▸ Your objective
Repeat what the lines below say, word for word, and skip every image.

▸ Provided data
********

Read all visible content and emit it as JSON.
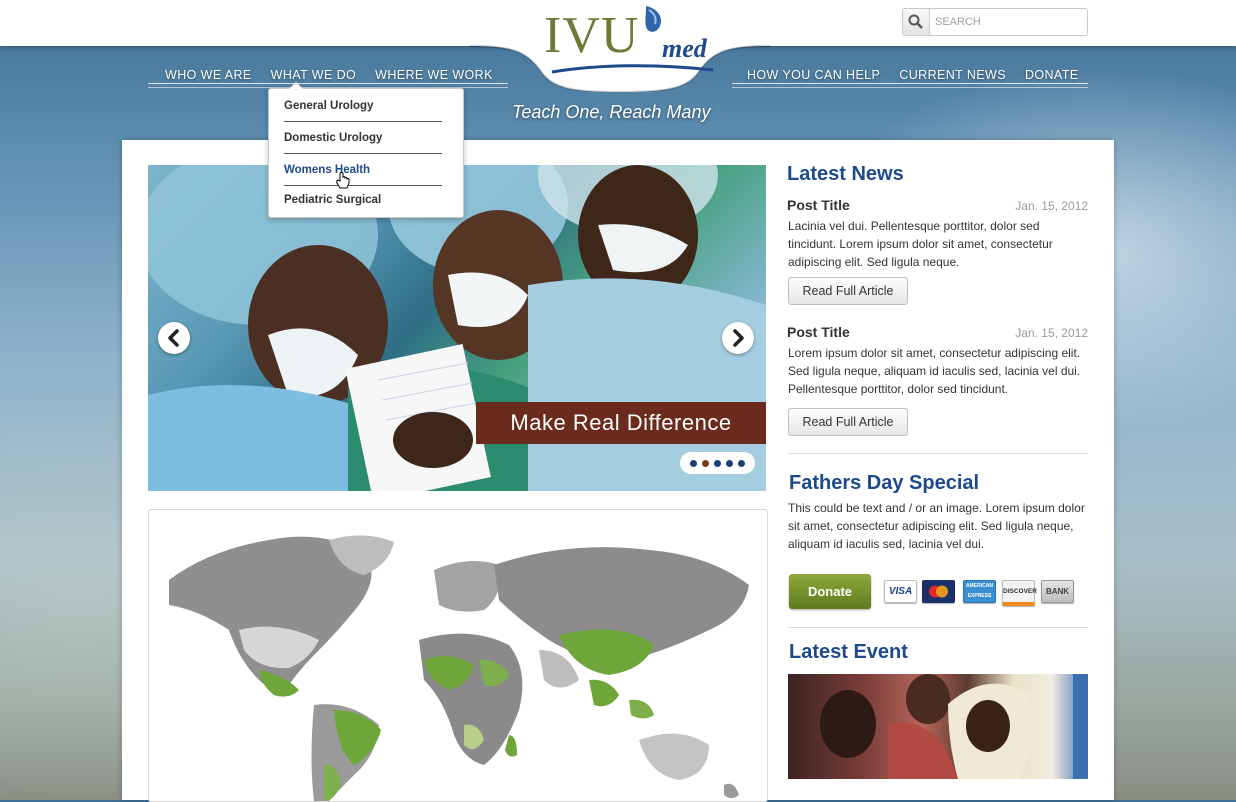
{
  "brand": {
    "logo_main": "IVU",
    "logo_sub": "med",
    "tagline": "Teach One, Reach Many"
  },
  "search": {
    "placeholder": "SEARCH"
  },
  "nav": {
    "left": [
      "WHO WE ARE",
      "WHAT WE DO",
      "WHERE WE WORK"
    ],
    "right": [
      "HOW YOU CAN HELP",
      "CURRENT NEWS",
      "DONATE"
    ]
  },
  "dropdown": {
    "items": [
      "General Urology",
      "Domestic Urology",
      "Womens Health",
      "Pediatric Surgical"
    ],
    "active_index": 2
  },
  "slider": {
    "caption": "Make  Real Difference",
    "dot_count": 5,
    "active_dot": 1
  },
  "news": {
    "heading": "Latest News",
    "posts": [
      {
        "title": "Post Title",
        "date": "Jan. 15, 2012",
        "body": "Lacinia vel dui. Pellentesque porttitor, dolor sed tincidunt. Lorem ipsum dolor sit amet, consectetur adipiscing elit. Sed ligula neque.",
        "button": "Read Full Article"
      },
      {
        "title": "Post Title",
        "date": "Jan. 15, 2012",
        "body": "Lorem ipsum dolor sit amet, consectetur adipiscing elit. Sed ligula neque, aliquam id iaculis sed, lacinia vel dui. Pellentesque porttitor, dolor sed tincidunt.",
        "button": "Read Full Article"
      }
    ]
  },
  "special": {
    "heading": "Fathers Day Special",
    "body": "This could be text and / or an image. Lorem ipsum dolor sit amet, consectetur adipiscing elit. Sed ligula neque, aliquam id iaculis sed, lacinia vel dui.",
    "donate_label": "Donate",
    "payment_methods": [
      "VISA",
      "MasterCard",
      "AMERICAN EXPRESS",
      "DISCOVER",
      "BANK"
    ]
  },
  "event": {
    "heading": "Latest Event"
  },
  "colors": {
    "brand_blue": "#1d4a8a",
    "brand_olive": "#6e7a37",
    "caption_bg": "#6a2a1c",
    "map_green": "#6fa63a"
  }
}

********

▸ Result of the exercise
Read all visible content and emit it as JSON.
{
  "brand": {
    "logo_main": "IVU",
    "logo_sub": "med",
    "tagline": "Teach One, Reach Many"
  },
  "search": {
    "placeholder": "SEARCH"
  },
  "nav": {
    "left": [
      "WHO WE ARE",
      "WHAT WE DO",
      "WHERE WE WORK"
    ],
    "right": [
      "HOW YOU CAN HELP",
      "CURRENT NEWS",
      "DONATE"
    ]
  },
  "dropdown": {
    "items": [
      "General Urology",
      "Domestic Urology",
      "Womens Health",
      "Pediatric Surgical"
    ],
    "active_index": 2
  },
  "slider": {
    "caption": "Make  Real Difference",
    "dot_count": 5,
    "active_dot": 1
  },
  "news": {
    "heading": "Latest News",
    "posts": [
      {
        "title": "Post Title",
        "date": "Jan. 15, 2012",
        "body": "Lacinia vel dui. Pellentesque porttitor, dolor sed tincidunt. Lorem ipsum dolor sit amet, consectetur adipiscing elit. Sed ligula neque.",
        "button": "Read Full Article"
      },
      {
        "title": "Post Title",
        "date": "Jan. 15, 2012",
        "body": "Lorem ipsum dolor sit amet, consectetur adipiscing elit. Sed ligula neque, aliquam id iaculis sed, lacinia vel dui. Pellentesque porttitor, dolor sed tincidunt.",
        "button": "Read Full Article"
      }
    ]
  },
  "special": {
    "heading": "Fathers Day Special",
    "body": "This could be text and / or an image. Lorem ipsum dolor sit amet, consectetur adipiscing elit. Sed ligula neque, aliquam id iaculis sed, lacinia vel dui.",
    "donate_label": "Donate",
    "payment_methods": [
      "VISA",
      "MasterCard",
      "AMERICAN EXPRESS",
      "DISCOVER",
      "BANK"
    ]
  },
  "event": {
    "heading": "Latest Event"
  },
  "colors": {
    "brand_blue": "#1d4a8a",
    "brand_olive": "#6e7a37",
    "caption_bg": "#6a2a1c",
    "map_green": "#6fa63a"
  }
}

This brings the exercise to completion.